● **STATED EXERCISE**
Pick out each line containing the string "ibang".

[Saved entries]
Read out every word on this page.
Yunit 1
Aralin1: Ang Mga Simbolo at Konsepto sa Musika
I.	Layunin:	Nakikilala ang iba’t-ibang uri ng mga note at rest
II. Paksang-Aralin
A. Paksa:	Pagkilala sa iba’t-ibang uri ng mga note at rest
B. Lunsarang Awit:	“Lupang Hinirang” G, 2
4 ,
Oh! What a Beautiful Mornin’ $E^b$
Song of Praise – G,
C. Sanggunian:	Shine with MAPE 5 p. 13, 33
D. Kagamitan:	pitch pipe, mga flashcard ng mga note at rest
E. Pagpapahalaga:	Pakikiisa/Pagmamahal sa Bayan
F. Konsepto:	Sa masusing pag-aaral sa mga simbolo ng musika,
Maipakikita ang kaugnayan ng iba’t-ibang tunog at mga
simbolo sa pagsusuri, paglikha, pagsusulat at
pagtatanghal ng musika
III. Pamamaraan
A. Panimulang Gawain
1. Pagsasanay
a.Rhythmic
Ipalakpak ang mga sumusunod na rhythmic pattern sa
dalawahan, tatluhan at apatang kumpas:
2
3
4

● **TASK ANSWER**
I.	Layunin:	Nakikilala ang iba’t-ibang uri ng mga note at rest
A. Paksa:	Pagkilala sa iba’t-ibang uri ng mga note at rest
Maipakikita ang kaugnayan ng iba’t-ibang tunog at mga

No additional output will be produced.